PROBLEM TO SOLVE - Copy each line of the entries that contains the word "Read".

DATA PROVIDED -
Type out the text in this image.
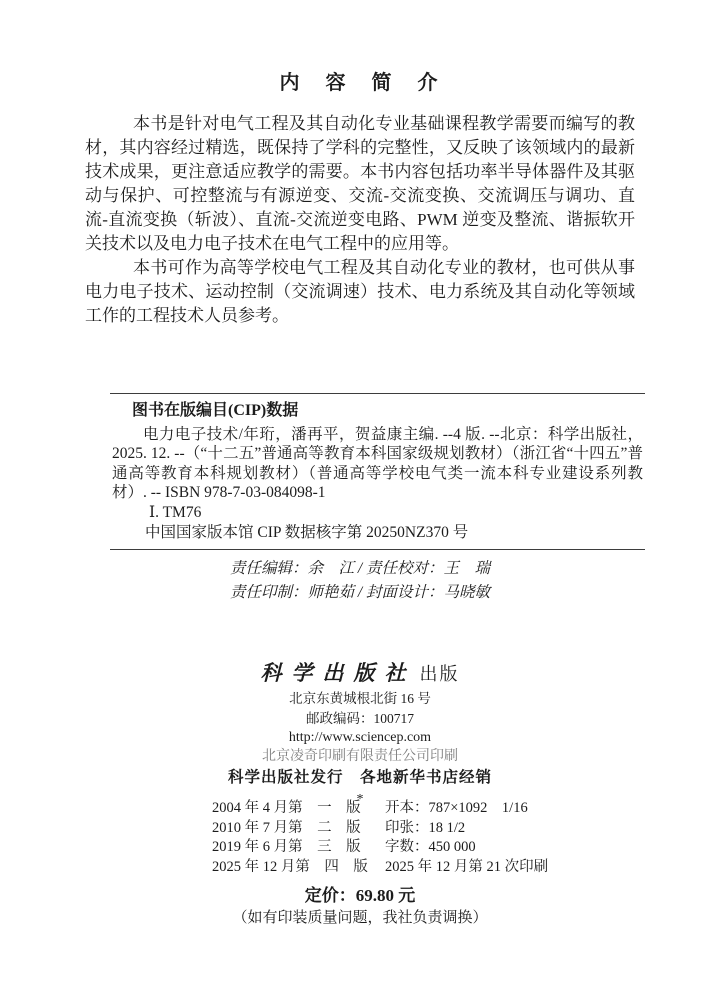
内　容　简　介

本书是针对电气工程及其自动化专业基础课程教学需要而编写的教材，其内容经过精选，既保持了学科的完整性，又反映了该领域内的最新技术成果，更注意适应教学的需要。本书内容包括功率半导体器件及其驱动与保护、可控整流与有源逆变、交流-交流变换、交流调压与调功、直流-直流变换（斩波）、直流-交流逆变电路、PWM 逆变及整流、谐振软开关技术以及电力电子技术在电气工程中的应用等。

本书可作为高等学校电气工程及其自动化专业的教材，也可供从事电力电子技术、运动控制（交流调速）技术、电力系统及其自动化等领域工作的工程技术人员参考。

图书在版编目(CIP)数据

电力电子技术/年珩，潘再平，贺益康主编. --4 版. --北京：科学出版社，2025. 12. --（“十二五”普通高等教育本科国家级规划教材）（浙江省“十四五”普通高等教育本科规划教材）（普通高等学校电气类一流本科专业建设系列教材）. -- ISBN 978-7-03-084098-1

Ⅰ. TM76
中国国家版本馆 CIP 数据核字第 20250NZ370 号
责任编辑：余　江 / 责任校对：王　瑞
责任印制：师艳茹 / 封面设计：马晓敏
科学出版社 出版
北京东黄城根北街 16 号
邮政编码：100717
http://www.sciencep.com
北京凌奇印刷有限责任公司印刷
科学出版社发行　各地新华书店经销
*
2004 年 4 月第　一　版	开本：787×1092　1/16
2010 年 7 月第　二　版	印张：18 1/2
2019 年 6 月第　三　版	字数：450 000
2025 年 12 月第　四　版	2025 年 12 月第 21 次印刷
定价：69.80 元
（如有印装质量问题，我社负责调换）
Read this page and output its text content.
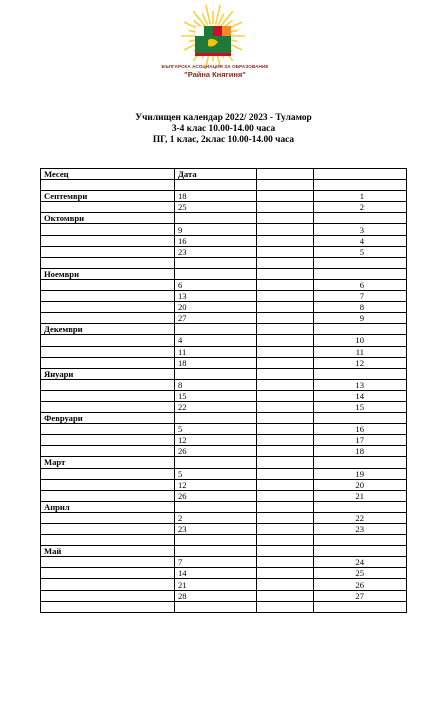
БЪЛГАРСКА АСОЦИАЦИЯ ЗА ОБРАЗОВАНИЕ
"Райна Княгиня"
Училищен календар 2022/ 2023 - Туламор
3-4 клас 10.00-14.00 часа
ПГ, 1 клас, 2клас 10.00-14.00 часа
Месец	Дата		

Септември	18		1
	25		2
Октомври			
	9		3
	16		4
	23		5

Ноември			
	6		6
	13		7
	20		8
	27		9
Декември			
	4		10
	11		11
	18		12
Януари			
	8		13
	15		14
	22		15
Февруари			
	5		16
	12		17
	26		18
Март			
	5		19
	12		20
	26		21
Април			
	2		22
	23		23

Май			
	7		24
	14		25
	21		26
	28		27
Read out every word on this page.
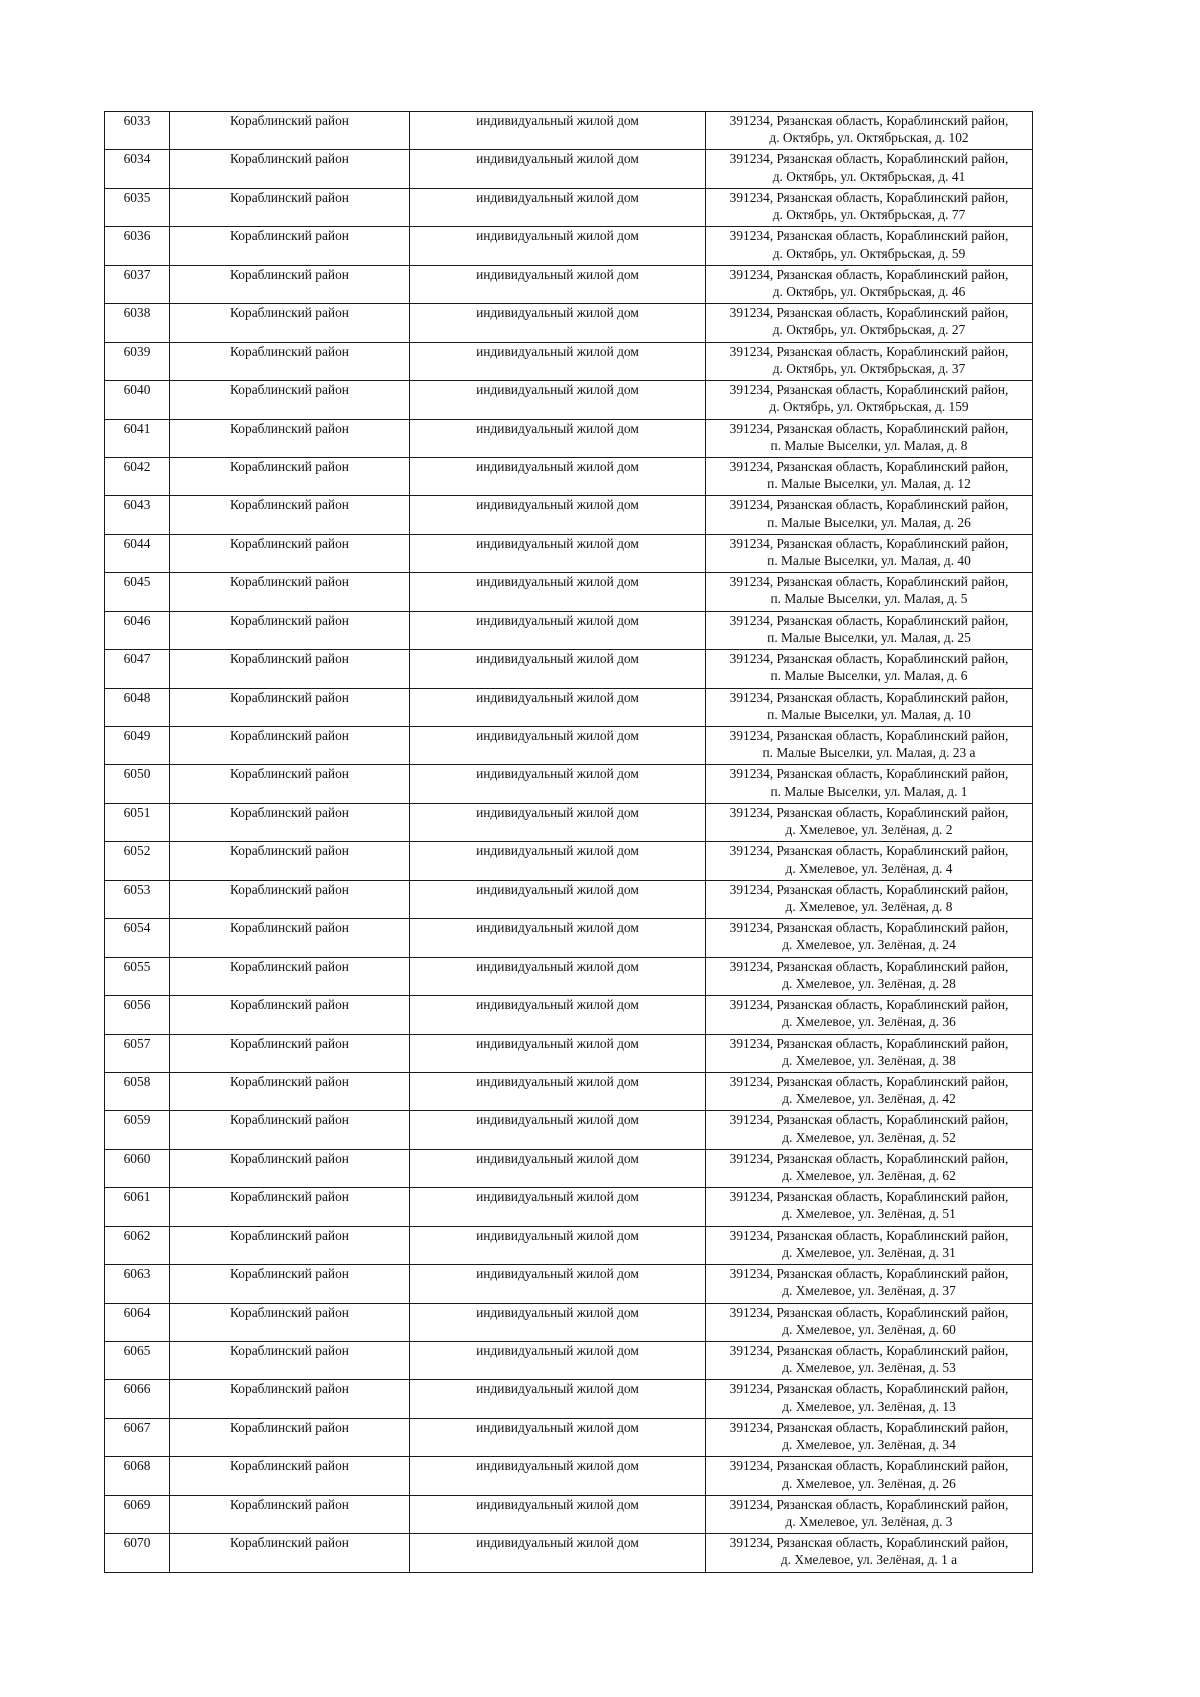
6033	Кораблинский район	индивидуальный жилой дом	391234, Рязанская область, Кораблинский район,
д. Октябрь, ул. Октябрьская, д. 102

6034	Кораблинский район	индивидуальный жилой дом	391234, Рязанская область, Кораблинский район,
д. Октябрь, ул. Октябрьская, д. 41

6035	Кораблинский район	индивидуальный жилой дом	391234, Рязанская область, Кораблинский район,
д. Октябрь, ул. Октябрьская, д. 77

6036	Кораблинский район	индивидуальный жилой дом	391234, Рязанская область, Кораблинский район,
д. Октябрь, ул. Октябрьская, д. 59

6037	Кораблинский район	индивидуальный жилой дом	391234, Рязанская область, Кораблинский район,
д. Октябрь, ул. Октябрьская, д. 46

6038	Кораблинский район	индивидуальный жилой дом	391234, Рязанская область, Кораблинский район,
д. Октябрь, ул. Октябрьская, д. 27

6039	Кораблинский район	индивидуальный жилой дом	391234, Рязанская область, Кораблинский район,
д. Октябрь, ул. Октябрьская, д. 37

6040	Кораблинский район	индивидуальный жилой дом	391234, Рязанская область, Кораблинский район,
д. Октябрь, ул. Октябрьская, д. 159

6041	Кораблинский район	индивидуальный жилой дом	391234, Рязанская область, Кораблинский район,
п. Малые Выселки, ул. Малая, д. 8

6042	Кораблинский район	индивидуальный жилой дом	391234, Рязанская область, Кораблинский район,
п. Малые Выселки, ул. Малая, д. 12

6043	Кораблинский район	индивидуальный жилой дом	391234, Рязанская область, Кораблинский район,
п. Малые Выселки, ул. Малая, д. 26

6044	Кораблинский район	индивидуальный жилой дом	391234, Рязанская область, Кораблинский район,
п. Малые Выселки, ул. Малая, д. 40

6045	Кораблинский район	индивидуальный жилой дом	391234, Рязанская область, Кораблинский район,
п. Малые Выселки, ул. Малая, д. 5

6046	Кораблинский район	индивидуальный жилой дом	391234, Рязанская область, Кораблинский район,
п. Малые Выселки, ул. Малая, д. 25

6047	Кораблинский район	индивидуальный жилой дом	391234, Рязанская область, Кораблинский район,
п. Малые Выселки, ул. Малая, д. 6

6048	Кораблинский район	индивидуальный жилой дом	391234, Рязанская область, Кораблинский район,
п. Малые Выселки, ул. Малая, д. 10

6049	Кораблинский район	индивидуальный жилой дом	391234, Рязанская область, Кораблинский район,
п. Малые Выселки, ул. Малая, д. 23 а

6050	Кораблинский район	индивидуальный жилой дом	391234, Рязанская область, Кораблинский район,
п. Малые Выселки, ул. Малая, д. 1

6051	Кораблинский район	индивидуальный жилой дом	391234, Рязанская область, Кораблинский район,
д. Хмелевое, ул. Зелёная, д. 2

6052	Кораблинский район	индивидуальный жилой дом	391234, Рязанская область, Кораблинский район,
д. Хмелевое, ул. Зелёная, д. 4

6053	Кораблинский район	индивидуальный жилой дом	391234, Рязанская область, Кораблинский район,
д. Хмелевое, ул. Зелёная, д. 8

6054	Кораблинский район	индивидуальный жилой дом	391234, Рязанская область, Кораблинский район,
д. Хмелевое, ул. Зелёная, д. 24

6055	Кораблинский район	индивидуальный жилой дом	391234, Рязанская область, Кораблинский район,
д. Хмелевое, ул. Зелёная, д. 28

6056	Кораблинский район	индивидуальный жилой дом	391234, Рязанская область, Кораблинский район,
д. Хмелевое, ул. Зелёная, д. 36

6057	Кораблинский район	индивидуальный жилой дом	391234, Рязанская область, Кораблинский район,
д. Хмелевое, ул. Зелёная, д. 38

6058	Кораблинский район	индивидуальный жилой дом	391234, Рязанская область, Кораблинский район,
д. Хмелевое, ул. Зелёная, д. 42

6059	Кораблинский район	индивидуальный жилой дом	391234, Рязанская область, Кораблинский район,
д. Хмелевое, ул. Зелёная, д. 52

6060	Кораблинский район	индивидуальный жилой дом	391234, Рязанская область, Кораблинский район,
д. Хмелевое, ул. Зелёная, д. 62

6061	Кораблинский район	индивидуальный жилой дом	391234, Рязанская область, Кораблинский район,
д. Хмелевое, ул. Зелёная, д. 51

6062	Кораблинский район	индивидуальный жилой дом	391234, Рязанская область, Кораблинский район,
д. Хмелевое, ул. Зелёная, д. 31

6063	Кораблинский район	индивидуальный жилой дом	391234, Рязанская область, Кораблинский район,
д. Хмелевое, ул. Зелёная, д. 37

6064	Кораблинский район	индивидуальный жилой дом	391234, Рязанская область, Кораблинский район,
д. Хмелевое, ул. Зелёная, д. 60

6065	Кораблинский район	индивидуальный жилой дом	391234, Рязанская область, Кораблинский район,
д. Хмелевое, ул. Зелёная, д. 53

6066	Кораблинский район	индивидуальный жилой дом	391234, Рязанская область, Кораблинский район,
д. Хмелевое, ул. Зелёная, д. 13

6067	Кораблинский район	индивидуальный жилой дом	391234, Рязанская область, Кораблинский район,
д. Хмелевое, ул. Зелёная, д. 34

6068	Кораблинский район	индивидуальный жилой дом	391234, Рязанская область, Кораблинский район,
д. Хмелевое, ул. Зелёная, д. 26

6069	Кораблинский район	индивидуальный жилой дом	391234, Рязанская область, Кораблинский район,
д. Хмелевое, ул. Зелёная, д. 3

6070	Кораблинский район	индивидуальный жилой дом	391234, Рязанская область, Кораблинский район,
д. Хмелевое, ул. Зелёная, д. 1 а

EXERCISE RESULT -
Read this page and output its text content.
Read out every word on this page.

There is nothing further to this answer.